* _Exercise details_:
Keeping every word intact, reproduce all of the records.

* _Data supplied_:

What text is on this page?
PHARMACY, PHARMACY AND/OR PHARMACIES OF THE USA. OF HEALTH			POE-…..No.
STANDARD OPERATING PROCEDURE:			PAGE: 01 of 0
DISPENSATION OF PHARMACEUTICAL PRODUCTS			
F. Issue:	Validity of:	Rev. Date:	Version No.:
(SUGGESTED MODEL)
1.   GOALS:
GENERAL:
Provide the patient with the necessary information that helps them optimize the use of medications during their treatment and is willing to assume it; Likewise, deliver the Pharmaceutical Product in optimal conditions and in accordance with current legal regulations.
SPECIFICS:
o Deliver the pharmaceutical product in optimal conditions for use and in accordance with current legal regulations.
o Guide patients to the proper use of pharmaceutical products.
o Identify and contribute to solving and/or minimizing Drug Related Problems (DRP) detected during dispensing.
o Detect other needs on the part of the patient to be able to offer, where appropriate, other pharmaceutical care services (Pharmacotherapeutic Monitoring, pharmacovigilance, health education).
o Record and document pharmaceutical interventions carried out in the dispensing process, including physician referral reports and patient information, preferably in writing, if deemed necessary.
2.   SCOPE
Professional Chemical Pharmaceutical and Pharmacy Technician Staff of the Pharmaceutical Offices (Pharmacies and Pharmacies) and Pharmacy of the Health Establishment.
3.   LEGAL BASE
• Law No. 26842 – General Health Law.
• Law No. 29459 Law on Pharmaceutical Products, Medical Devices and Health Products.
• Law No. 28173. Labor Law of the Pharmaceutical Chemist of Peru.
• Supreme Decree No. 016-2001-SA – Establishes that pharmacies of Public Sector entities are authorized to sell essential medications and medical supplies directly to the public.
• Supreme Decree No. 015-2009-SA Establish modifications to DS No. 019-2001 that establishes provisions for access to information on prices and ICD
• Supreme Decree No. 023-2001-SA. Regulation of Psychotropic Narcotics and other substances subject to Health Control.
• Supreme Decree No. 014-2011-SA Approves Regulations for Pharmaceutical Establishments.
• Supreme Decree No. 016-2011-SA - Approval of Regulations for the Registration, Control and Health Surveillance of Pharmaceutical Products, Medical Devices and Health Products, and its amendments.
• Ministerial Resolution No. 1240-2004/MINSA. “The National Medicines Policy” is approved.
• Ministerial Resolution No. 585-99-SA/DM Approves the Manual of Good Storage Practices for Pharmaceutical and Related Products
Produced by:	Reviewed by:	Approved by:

* _Response box_:
What text is on this page?
PHARMACY, PHARMACY AND/OR PHARMACIES OF THE USA. OF HEALTH			POE-…..No.
STANDARD OPERATING PROCEDURE:			PAGE: 01 of 0
DISPENSATION OF PHARMACEUTICAL PRODUCTS			
F. Issue:	Validity of:	Rev. Date:	Version No.:
(SUGGESTED MODEL)
1.   GOALS:
GENERAL:
Provide the patient with the necessary information that helps them optimize the use of medications during their treatment and is willing to assume it; Likewise, deliver the Pharmaceutical Product in optimal conditions and in accordance with current legal regulations.
SPECIFICS:
o Deliver the pharmaceutical product in optimal conditions for use and in accordance with current legal regulations.
o Guide patients to the proper use of pharmaceutical products.
o Identify and contribute to solving and/or minimizing Drug Related Problems (DRP) detected during dispensing.
o Detect other needs on the part of the patient to be able to offer, where appropriate, other pharmaceutical care services (Pharmacotherapeutic Monitoring, pharmacovigilance, health education).
o Record and document pharmaceutical interventions carried out in the dispensing process, including physician referral reports and patient information, preferably in writing, if deemed necessary.
2.   SCOPE
Professional Chemical Pharmaceutical and Pharmacy Technician Staff of the Pharmaceutical Offices (Pharmacies and Pharmacies) and Pharmacy of the Health Establishment.
3.   LEGAL BASE
• Law No. 26842 – General Health Law.
• Law No. 29459 Law on Pharmaceutical Products, Medical Devices and Health Products.
• Law No. 28173. Labor Law of the Pharmaceutical Chemist of Peru.
• Supreme Decree No. 016-2001-SA – Establishes that pharmacies of Public Sector entities are authorized to sell essential medications and medical supplies directly to the public.
• Supreme Decree No. 015-2009-SA Establish modifications to DS No. 019-2001 that establishes provisions for access to information on prices and ICD
• Supreme Decree No. 023-2001-SA. Regulation of Psychotropic Narcotics and other substances subject to Health Control.
• Supreme Decree No. 014-2011-SA Approves Regulations for Pharmaceutical Establishments.
• Supreme Decree No. 016-2011-SA - Approval of Regulations for the Registration, Control and Health Surveillance of Pharmaceutical Products, Medical Devices and Health Products, and its amendments.
• Ministerial Resolution No. 1240-2004/MINSA. “The National Medicines Policy” is approved.
• Ministerial Resolution No. 585-99-SA/DM Approves the Manual of Good Storage Practices for Pharmaceutical and Related Products
Produced by:	Reviewed by:	Approved by:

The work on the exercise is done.